SHORT PROBLEM: The listing below must be repeated word for word, with its images excluded.

EXERCISE INPUT:
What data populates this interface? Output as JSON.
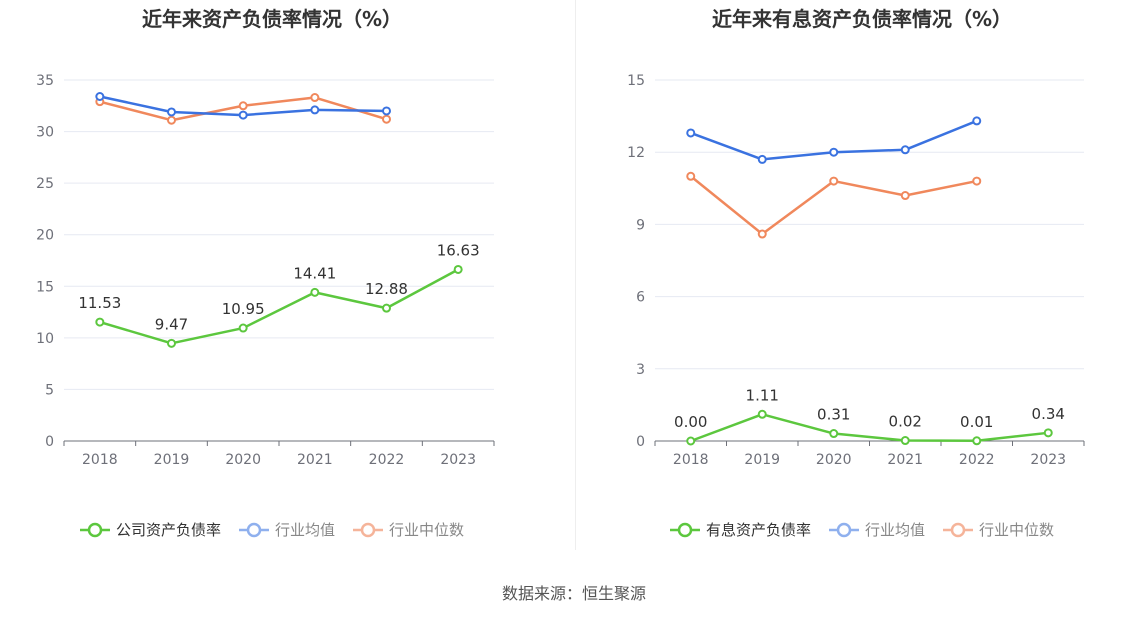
{
  "chart_data": [
    {
      "type": "line",
      "title": "近年来资产负债率情况（%）",
      "categories": [
        "2018",
        "2019",
        "2020",
        "2021",
        "2022",
        "2023"
      ],
      "ylim": [
        0,
        35
      ],
      "yticks": [
        0,
        5,
        10,
        15,
        20,
        25,
        30,
        35
      ],
      "grid": true,
      "legend_position": "bottom",
      "series": [
        {
          "name": "公司资产负债率",
          "color": "#5cc73e",
          "values": [
            11.53,
            9.47,
            10.95,
            14.41,
            12.88,
            16.63
          ],
          "labels": [
            "11.53",
            "9.47",
            "10.95",
            "14.41",
            "12.88",
            "16.63"
          ]
        },
        {
          "name": "行业均值",
          "color": "#3a72e0",
          "values": [
            33.4,
            31.9,
            31.6,
            32.1,
            32.0,
            null
          ]
        },
        {
          "name": "行业中位数",
          "color": "#f0885c",
          "values": [
            32.9,
            31.1,
            32.5,
            33.3,
            31.2,
            null
          ]
        }
      ]
    },
    {
      "type": "line",
      "title": "近年来有息资产负债率情况（%）",
      "categories": [
        "2018",
        "2019",
        "2020",
        "2021",
        "2022",
        "2023"
      ],
      "ylim": [
        0,
        15
      ],
      "yticks": [
        0,
        3,
        6,
        9,
        12,
        15
      ],
      "grid": true,
      "legend_position": "bottom",
      "series": [
        {
          "name": "有息资产负债率",
          "color": "#5cc73e",
          "values": [
            0.0,
            1.11,
            0.31,
            0.02,
            0.01,
            0.34
          ],
          "labels": [
            "0.00",
            "1.11",
            "0.31",
            "0.02",
            "0.01",
            "0.34"
          ]
        },
        {
          "name": "行业均值",
          "color": "#3a72e0",
          "values": [
            12.8,
            11.7,
            12.0,
            12.1,
            13.3,
            null
          ]
        },
        {
          "name": "行业中位数",
          "color": "#f0885c",
          "values": [
            11.0,
            8.6,
            10.8,
            10.2,
            10.8,
            null
          ]
        }
      ]
    }
  ],
  "source_text": "数据来源：恒生聚源"
}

OUTPUT BELOW:
What data populates this interface? Output as JSON.
{
  "chart_data": [
    {
      "type": "line",
      "title": "近年来资产负债率情况（%）",
      "categories": [
        "2018",
        "2019",
        "2020",
        "2021",
        "2022",
        "2023"
      ],
      "ylim": [
        0,
        35
      ],
      "yticks": [
        0,
        5,
        10,
        15,
        20,
        25,
        30,
        35
      ],
      "grid": true,
      "legend_position": "bottom",
      "series": [
        {
          "name": "公司资产负债率",
          "color": "#5cc73e",
          "values": [
            11.53,
            9.47,
            10.95,
            14.41,
            12.88,
            16.63
          ],
          "labels": [
            "11.53",
            "9.47",
            "10.95",
            "14.41",
            "12.88",
            "16.63"
          ]
        },
        {
          "name": "行业均值",
          "color": "#3a72e0",
          "values": [
            33.4,
            31.9,
            31.6,
            32.1,
            32.0,
            null
          ]
        },
        {
          "name": "行业中位数",
          "color": "#f0885c",
          "values": [
            32.9,
            31.1,
            32.5,
            33.3,
            31.2,
            null
          ]
        }
      ]
    },
    {
      "type": "line",
      "title": "近年来有息资产负债率情况（%）",
      "categories": [
        "2018",
        "2019",
        "2020",
        "2021",
        "2022",
        "2023"
      ],
      "ylim": [
        0,
        15
      ],
      "yticks": [
        0,
        3,
        6,
        9,
        12,
        15
      ],
      "grid": true,
      "legend_position": "bottom",
      "series": [
        {
          "name": "有息资产负债率",
          "color": "#5cc73e",
          "values": [
            0.0,
            1.11,
            0.31,
            0.02,
            0.01,
            0.34
          ],
          "labels": [
            "0.00",
            "1.11",
            "0.31",
            "0.02",
            "0.01",
            "0.34"
          ]
        },
        {
          "name": "行业均值",
          "color": "#3a72e0",
          "values": [
            12.8,
            11.7,
            12.0,
            12.1,
            13.3,
            null
          ]
        },
        {
          "name": "行业中位数",
          "color": "#f0885c",
          "values": [
            11.0,
            8.6,
            10.8,
            10.2,
            10.8,
            null
          ]
        }
      ]
    }
  ],
  "source_text": "数据来源：恒生聚源"
}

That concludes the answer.